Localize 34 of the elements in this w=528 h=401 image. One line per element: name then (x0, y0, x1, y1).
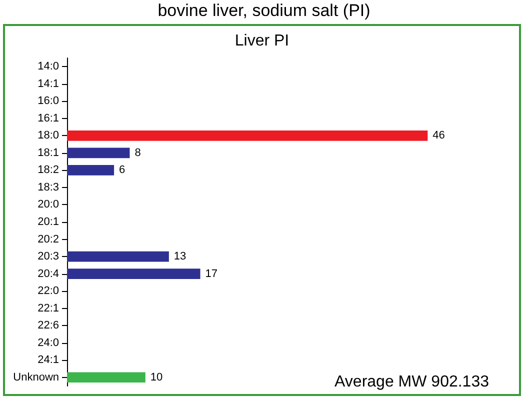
y-tick-label: 16:1 (38, 112, 59, 124)
y-tick-label: 22:6 (38, 320, 59, 332)
y-tick-label: 18:2 (38, 164, 59, 176)
y-tick-label: 18:0 (38, 130, 59, 142)
data-label: 46 (432, 130, 445, 142)
y-tick-label: 18:3 (38, 181, 59, 194)
chart-title: bovine liver, sodium salt (PI) (156, 0, 372, 22)
data-label: 13 (174, 250, 186, 263)
data-label: 6 (119, 164, 126, 176)
y-tick-label: 22:1 (38, 302, 59, 314)
y-tick-label: 20:4 (38, 268, 59, 280)
y-tick-label: Unknown (13, 371, 59, 384)
y-tick-label: 18:1 (38, 146, 59, 159)
y-tick-label: 24:1 (38, 354, 59, 366)
y-tick-label: 20:3 (38, 250, 59, 263)
y-tick-label: 20:2 (38, 233, 59, 246)
y-tick-label: 20:1 (38, 216, 59, 228)
data-label: 8 (134, 146, 141, 159)
bar (67, 165, 114, 176)
bar (67, 251, 169, 262)
y-tick-label: 14:1 (38, 78, 59, 90)
bar (67, 148, 130, 158)
y-tick-label: 20:0 (38, 198, 59, 211)
y-tick-label: 14:0 (38, 60, 59, 73)
data-label: 10 (150, 371, 163, 384)
bar (67, 130, 428, 141)
data-label: 17 (205, 268, 218, 280)
bar (67, 268, 200, 279)
y-tick-label: 16:0 (38, 95, 59, 108)
chart-subtitle: Liver PI (234, 32, 290, 50)
annotation: Average MW 902.133 (334, 374, 490, 390)
y-tick-label: 22:0 (38, 285, 59, 298)
y-tick-label: 24:0 (38, 336, 59, 349)
bar (67, 372, 146, 383)
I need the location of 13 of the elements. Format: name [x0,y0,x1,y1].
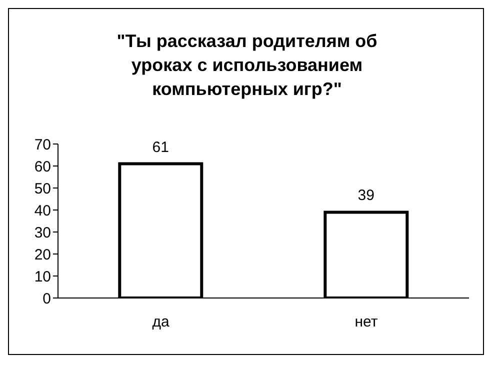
y-tick-label: 20 [34,246,51,264]
y-tick-label: 70 [34,136,51,154]
chart-title: "Ты рассказал родителям об уроках с использованием компьютерных игр?" [116,30,378,101]
y-tick-label: 50 [34,180,51,198]
x-tick-label: нет [354,314,378,331]
y-tick-label: 0 [42,290,51,308]
y-tick-label: 60 [34,158,51,176]
y-tick-label: 30 [34,224,51,242]
y-tick-label: 10 [34,268,51,286]
y-tick-label: 40 [34,202,51,220]
x-tick-label: да [152,314,170,331]
data-label: 39 [358,187,374,204]
data-label: 61 [152,138,169,156]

------------------------------

▸ The task: Give the lines from the beginning of the records up to and including the line with "I need the location" as a numbered list, with blank lines and pictures left out.

▸ Reply:
1. Localize 34 of the elements in this w=528 h=401 image. One line per element: name then (x0, y0, x1, y1).
2. y-tick-label: 16:1 (38, 112, 59, 124)
3. y-tick-label: 22:6 (38, 320, 59, 332)
4. y-tick-label: 18:2 (38, 164, 59, 176)
5. y-tick-label: 18:0 (38, 130, 59, 142)
6. data-label: 46 (432, 130, 445, 142)
7. y-tick-label: 18:3 (38, 181, 59, 194)
8. chart-title: bovine liver, sodium salt (PI) (156, 0, 372, 22)
9. data-label: 13 (174, 250, 186, 263)
10. data-label: 6 (119, 164, 126, 176)
11. y-tick-label: 22:1 (38, 302, 59, 314)
12. y-tick-label: 20:4 (38, 268, 59, 280)
13. y-tick-label: Unknown (13, 371, 59, 384)
14. y-tick-label: 18:1 (38, 146, 59, 159)
15. y-tick-label: 24:1 (38, 354, 59, 366)
16. y-tick-label: 20:3 (38, 250, 59, 263)
17. y-tick-label: 20:2 (38, 233, 59, 246)
18. y-tick-label: 20:1 (38, 216, 59, 228)
19. data-label: 8 (134, 146, 141, 159)
20. bar (67, 165, 114, 176)
21. bar (67, 251, 169, 262)
22. y-tick-label: 14:1 (38, 78, 59, 90)
23. bar (67, 148, 130, 158)
24. y-tick-label: 20:0 (38, 198, 59, 211)
25. y-tick-label: 14:0 (38, 60, 59, 73)
26. data-label: 10 (150, 371, 163, 384)
27. bar (67, 130, 428, 141)
28. data-label: 17 (205, 268, 218, 280)
29. bar (67, 268, 200, 279)
30. y-tick-label: 16:0 (38, 95, 59, 108)
31. chart-subtitle: Liver PI (234, 32, 290, 50)
32. annotation: Average MW 902.133 (334, 374, 490, 390)
33. y-tick-label: 22:0 (38, 285, 59, 298)
34. y-tick-label: 24:0 (38, 336, 59, 349)
35. bar (67, 372, 146, 383)
36. I need the location of 13 of the elements. Format: name [x0,y0,x1,y1].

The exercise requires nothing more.